* SET EXERCISE *
Select and reproduce each line of the listing below that bears the string "Forecast".

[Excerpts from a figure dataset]

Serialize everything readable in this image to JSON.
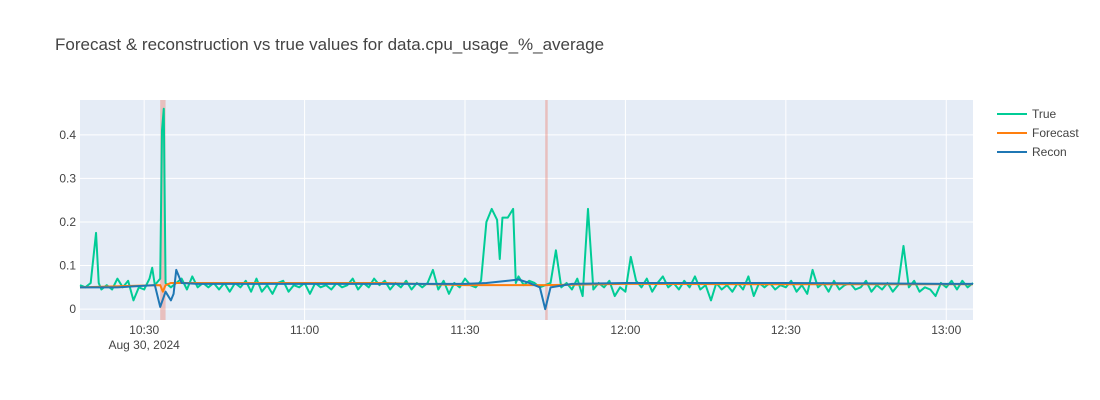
{
  "chart_data": {
    "type": "line",
    "title": "Forecast & reconstruction vs true values for data.cpu_usage_%_average",
    "xlabel": "",
    "ylabel": "",
    "x_range": [
      "2024-08-30 10:18",
      "2024-08-30 13:05"
    ],
    "ylim": [
      -0.025,
      0.48
    ],
    "y_ticks": [
      {
        "value": 0,
        "label": "0"
      },
      {
        "value": 0.1,
        "label": "0.1"
      },
      {
        "value": 0.2,
        "label": "0.2"
      },
      {
        "value": 0.3,
        "label": "0.3"
      },
      {
        "value": 0.4,
        "label": "0.4"
      }
    ],
    "x_ticks": [
      {
        "time": "2024-08-30 10:30",
        "label": "10:30",
        "sublabel": "Aug 30, 2024"
      },
      {
        "time": "2024-08-30 11:00",
        "label": "11:00"
      },
      {
        "time": "2024-08-30 11:30",
        "label": "11:30"
      },
      {
        "time": "2024-08-30 12:00",
        "label": "12:00"
      },
      {
        "time": "2024-08-30 12:30",
        "label": "12:30"
      },
      {
        "time": "2024-08-30 13:00",
        "label": "13:00"
      }
    ],
    "grid": true,
    "legend_position": "top-right",
    "anomaly_regions": [
      {
        "start": "2024-08-30 10:33",
        "end": "2024-08-30 10:34"
      },
      {
        "start": "2024-08-30 11:45",
        "end": "2024-08-30 11:45"
      }
    ],
    "series": [
      {
        "name": "True",
        "color": "#00cc96",
        "points": [
          [
            "2024-08-30 10:18",
            0.055
          ],
          [
            "2024-08-30 10:19",
            0.05
          ],
          [
            "2024-08-30 10:20",
            0.06
          ],
          [
            "2024-08-30 10:21",
            0.175
          ],
          [
            "2024-08-30 10:21:30",
            0.06
          ],
          [
            "2024-08-30 10:22",
            0.045
          ],
          [
            "2024-08-30 10:23",
            0.055
          ],
          [
            "2024-08-30 10:24",
            0.045
          ],
          [
            "2024-08-30 10:25",
            0.07
          ],
          [
            "2024-08-30 10:26",
            0.05
          ],
          [
            "2024-08-30 10:27",
            0.065
          ],
          [
            "2024-08-30 10:28",
            0.02
          ],
          [
            "2024-08-30 10:29",
            0.05
          ],
          [
            "2024-08-30 10:30",
            0.045
          ],
          [
            "2024-08-30 10:31",
            0.07
          ],
          [
            "2024-08-30 10:31:30",
            0.095
          ],
          [
            "2024-08-30 10:32",
            0.055
          ],
          [
            "2024-08-30 10:33",
            0.07
          ],
          [
            "2024-08-30 10:33:20",
            0.41
          ],
          [
            "2024-08-30 10:33:40",
            0.46
          ],
          [
            "2024-08-30 10:34",
            0.06
          ],
          [
            "2024-08-30 10:35",
            0.05
          ],
          [
            "2024-08-30 10:36",
            0.06
          ],
          [
            "2024-08-30 10:37",
            0.07
          ],
          [
            "2024-08-30 10:38",
            0.045
          ],
          [
            "2024-08-30 10:39",
            0.075
          ],
          [
            "2024-08-30 10:40",
            0.05
          ],
          [
            "2024-08-30 10:41",
            0.06
          ],
          [
            "2024-08-30 10:42",
            0.05
          ],
          [
            "2024-08-30 10:43",
            0.06
          ],
          [
            "2024-08-30 10:44",
            0.045
          ],
          [
            "2024-08-30 10:45",
            0.06
          ],
          [
            "2024-08-30 10:46",
            0.04
          ],
          [
            "2024-08-30 10:47",
            0.06
          ],
          [
            "2024-08-30 10:48",
            0.05
          ],
          [
            "2024-08-30 10:49",
            0.065
          ],
          [
            "2024-08-30 10:50",
            0.04
          ],
          [
            "2024-08-30 10:51",
            0.07
          ],
          [
            "2024-08-30 10:52",
            0.04
          ],
          [
            "2024-08-30 10:53",
            0.055
          ],
          [
            "2024-08-30 10:54",
            0.035
          ],
          [
            "2024-08-30 10:55",
            0.06
          ],
          [
            "2024-08-30 10:56",
            0.065
          ],
          [
            "2024-08-30 10:57",
            0.04
          ],
          [
            "2024-08-30 10:58",
            0.055
          ],
          [
            "2024-08-30 10:59",
            0.05
          ],
          [
            "2024-08-30 11:00",
            0.06
          ],
          [
            "2024-08-30 11:01",
            0.035
          ],
          [
            "2024-08-30 11:02",
            0.06
          ],
          [
            "2024-08-30 11:03",
            0.05
          ],
          [
            "2024-08-30 11:04",
            0.055
          ],
          [
            "2024-08-30 11:05",
            0.045
          ],
          [
            "2024-08-30 11:06",
            0.06
          ],
          [
            "2024-08-30 11:07",
            0.05
          ],
          [
            "2024-08-30 11:08",
            0.055
          ],
          [
            "2024-08-30 11:09",
            0.07
          ],
          [
            "2024-08-30 11:10",
            0.045
          ],
          [
            "2024-08-30 11:11",
            0.06
          ],
          [
            "2024-08-30 11:12",
            0.05
          ],
          [
            "2024-08-30 11:13",
            0.07
          ],
          [
            "2024-08-30 11:14",
            0.055
          ],
          [
            "2024-08-30 11:15",
            0.065
          ],
          [
            "2024-08-30 11:16",
            0.045
          ],
          [
            "2024-08-30 11:17",
            0.06
          ],
          [
            "2024-08-30 11:18",
            0.05
          ],
          [
            "2024-08-30 11:19",
            0.065
          ],
          [
            "2024-08-30 11:20",
            0.045
          ],
          [
            "2024-08-30 11:21",
            0.06
          ],
          [
            "2024-08-30 11:22",
            0.05
          ],
          [
            "2024-08-30 11:23",
            0.06
          ],
          [
            "2024-08-30 11:24",
            0.09
          ],
          [
            "2024-08-30 11:25",
            0.045
          ],
          [
            "2024-08-30 11:26",
            0.065
          ],
          [
            "2024-08-30 11:27",
            0.035
          ],
          [
            "2024-08-30 11:28",
            0.06
          ],
          [
            "2024-08-30 11:29",
            0.05
          ],
          [
            "2024-08-30 11:30",
            0.07
          ],
          [
            "2024-08-30 11:31",
            0.055
          ],
          [
            "2024-08-30 11:32",
            0.05
          ],
          [
            "2024-08-30 11:33",
            0.065
          ],
          [
            "2024-08-30 11:34",
            0.2
          ],
          [
            "2024-08-30 11:35",
            0.23
          ],
          [
            "2024-08-30 11:36",
            0.205
          ],
          [
            "2024-08-30 11:36:30",
            0.115
          ],
          [
            "2024-08-30 11:37",
            0.21
          ],
          [
            "2024-08-30 11:38",
            0.21
          ],
          [
            "2024-08-30 11:39",
            0.23
          ],
          [
            "2024-08-30 11:39:30",
            0.06
          ],
          [
            "2024-08-30 11:40",
            0.075
          ],
          [
            "2024-08-30 11:41",
            0.055
          ],
          [
            "2024-08-30 11:42",
            0.065
          ],
          [
            "2024-08-30 11:43",
            0.06
          ],
          [
            "2024-08-30 11:44",
            0.05
          ],
          [
            "2024-08-30 11:45",
            0.055
          ],
          [
            "2024-08-30 11:46",
            0.06
          ],
          [
            "2024-08-30 11:47",
            0.135
          ],
          [
            "2024-08-30 11:48",
            0.05
          ],
          [
            "2024-08-30 11:49",
            0.06
          ],
          [
            "2024-08-30 11:50",
            0.045
          ],
          [
            "2024-08-30 11:51",
            0.07
          ],
          [
            "2024-08-30 11:52",
            0.03
          ],
          [
            "2024-08-30 11:53",
            0.23
          ],
          [
            "2024-08-30 11:54",
            0.045
          ],
          [
            "2024-08-30 11:55",
            0.06
          ],
          [
            "2024-08-30 11:56",
            0.05
          ],
          [
            "2024-08-30 11:57",
            0.065
          ],
          [
            "2024-08-30 11:58",
            0.03
          ],
          [
            "2024-08-30 11:59",
            0.05
          ],
          [
            "2024-08-30 12:00",
            0.04
          ],
          [
            "2024-08-30 12:01",
            0.12
          ],
          [
            "2024-08-30 12:02",
            0.065
          ],
          [
            "2024-08-30 12:03",
            0.05
          ],
          [
            "2024-08-30 12:04",
            0.07
          ],
          [
            "2024-08-30 12:05",
            0.04
          ],
          [
            "2024-08-30 12:06",
            0.06
          ],
          [
            "2024-08-30 12:07",
            0.075
          ],
          [
            "2024-08-30 12:08",
            0.05
          ],
          [
            "2024-08-30 12:09",
            0.06
          ],
          [
            "2024-08-30 12:10",
            0.045
          ],
          [
            "2024-08-30 12:11",
            0.065
          ],
          [
            "2024-08-30 12:12",
            0.05
          ],
          [
            "2024-08-30 12:13",
            0.075
          ],
          [
            "2024-08-30 12:14",
            0.045
          ],
          [
            "2024-08-30 12:15",
            0.055
          ],
          [
            "2024-08-30 12:16",
            0.02
          ],
          [
            "2024-08-30 12:17",
            0.06
          ],
          [
            "2024-08-30 12:18",
            0.045
          ],
          [
            "2024-08-30 12:19",
            0.055
          ],
          [
            "2024-08-30 12:20",
            0.04
          ],
          [
            "2024-08-30 12:21",
            0.06
          ],
          [
            "2024-08-30 12:22",
            0.045
          ],
          [
            "2024-08-30 12:23",
            0.075
          ],
          [
            "2024-08-30 12:24",
            0.03
          ],
          [
            "2024-08-30 12:25",
            0.06
          ],
          [
            "2024-08-30 12:26",
            0.05
          ],
          [
            "2024-08-30 12:27",
            0.06
          ],
          [
            "2024-08-30 12:28",
            0.045
          ],
          [
            "2024-08-30 12:29",
            0.055
          ],
          [
            "2024-08-30 12:30",
            0.05
          ],
          [
            "2024-08-30 12:31",
            0.065
          ],
          [
            "2024-08-30 12:32",
            0.04
          ],
          [
            "2024-08-30 12:33",
            0.055
          ],
          [
            "2024-08-30 12:34",
            0.035
          ],
          [
            "2024-08-30 12:35",
            0.09
          ],
          [
            "2024-08-30 12:36",
            0.05
          ],
          [
            "2024-08-30 12:37",
            0.06
          ],
          [
            "2024-08-30 12:38",
            0.04
          ],
          [
            "2024-08-30 12:39",
            0.065
          ],
          [
            "2024-08-30 12:40",
            0.045
          ],
          [
            "2024-08-30 12:41",
            0.055
          ],
          [
            "2024-08-30 12:42",
            0.06
          ],
          [
            "2024-08-30 12:43",
            0.045
          ],
          [
            "2024-08-30 12:44",
            0.05
          ],
          [
            "2024-08-30 12:45",
            0.065
          ],
          [
            "2024-08-30 12:46",
            0.04
          ],
          [
            "2024-08-30 12:47",
            0.055
          ],
          [
            "2024-08-30 12:48",
            0.045
          ],
          [
            "2024-08-30 12:49",
            0.06
          ],
          [
            "2024-08-30 12:50",
            0.04
          ],
          [
            "2024-08-30 12:51",
            0.055
          ],
          [
            "2024-08-30 12:52",
            0.145
          ],
          [
            "2024-08-30 12:53",
            0.05
          ],
          [
            "2024-08-30 12:54",
            0.065
          ],
          [
            "2024-08-30 12:55",
            0.04
          ],
          [
            "2024-08-30 12:56",
            0.05
          ],
          [
            "2024-08-30 12:57",
            0.045
          ],
          [
            "2024-08-30 12:58",
            0.03
          ],
          [
            "2024-08-30 12:59",
            0.06
          ],
          [
            "2024-08-30 13:00",
            0.05
          ],
          [
            "2024-08-30 13:01",
            0.065
          ],
          [
            "2024-08-30 13:02",
            0.045
          ],
          [
            "2024-08-30 13:03",
            0.065
          ],
          [
            "2024-08-30 13:04",
            0.05
          ],
          [
            "2024-08-30 13:05",
            0.06
          ]
        ]
      },
      {
        "name": "Forecast",
        "color": "#ff7f0e",
        "points": [
          [
            "2024-08-30 10:18",
            0.05
          ],
          [
            "2024-08-30 10:33",
            0.055
          ],
          [
            "2024-08-30 10:33:30",
            0.04
          ],
          [
            "2024-08-30 10:34",
            0.055
          ],
          [
            "2024-08-30 10:35",
            0.06
          ],
          [
            "2024-08-30 11:15",
            0.06
          ],
          [
            "2024-08-30 11:30",
            0.055
          ],
          [
            "2024-08-30 11:45",
            0.055
          ],
          [
            "2024-08-30 12:00",
            0.058
          ],
          [
            "2024-08-30 12:30",
            0.057
          ],
          [
            "2024-08-30 13:05",
            0.057
          ]
        ]
      },
      {
        "name": "Recon",
        "color": "#1f77b4",
        "points": [
          [
            "2024-08-30 10:18",
            0.05
          ],
          [
            "2024-08-30 10:25",
            0.05
          ],
          [
            "2024-08-30 10:32",
            0.055
          ],
          [
            "2024-08-30 10:33",
            0.005
          ],
          [
            "2024-08-30 10:34",
            0.04
          ],
          [
            "2024-08-30 10:35",
            0.02
          ],
          [
            "2024-08-30 10:35:30",
            0.035
          ],
          [
            "2024-08-30 10:36",
            0.09
          ],
          [
            "2024-08-30 10:37",
            0.06
          ],
          [
            "2024-08-30 10:40",
            0.058
          ],
          [
            "2024-08-30 11:00",
            0.058
          ],
          [
            "2024-08-30 11:20",
            0.058
          ],
          [
            "2024-08-30 11:30",
            0.058
          ],
          [
            "2024-08-30 11:34",
            0.06
          ],
          [
            "2024-08-30 11:38",
            0.065
          ],
          [
            "2024-08-30 11:40",
            0.068
          ],
          [
            "2024-08-30 11:42",
            0.06
          ],
          [
            "2024-08-30 11:44",
            0.05
          ],
          [
            "2024-08-30 11:45",
            0.0
          ],
          [
            "2024-08-30 11:46",
            0.05
          ],
          [
            "2024-08-30 11:50",
            0.058
          ],
          [
            "2024-08-30 12:00",
            0.06
          ],
          [
            "2024-08-30 12:30",
            0.06
          ],
          [
            "2024-08-30 13:00",
            0.058
          ],
          [
            "2024-08-30 13:05",
            0.058
          ]
        ]
      }
    ]
  }
}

* EXERCISE ANSWER *
    "title": "Forecast & reconstruction vs true values for data.cpu_usage_%_average",
        "name": "Forecast",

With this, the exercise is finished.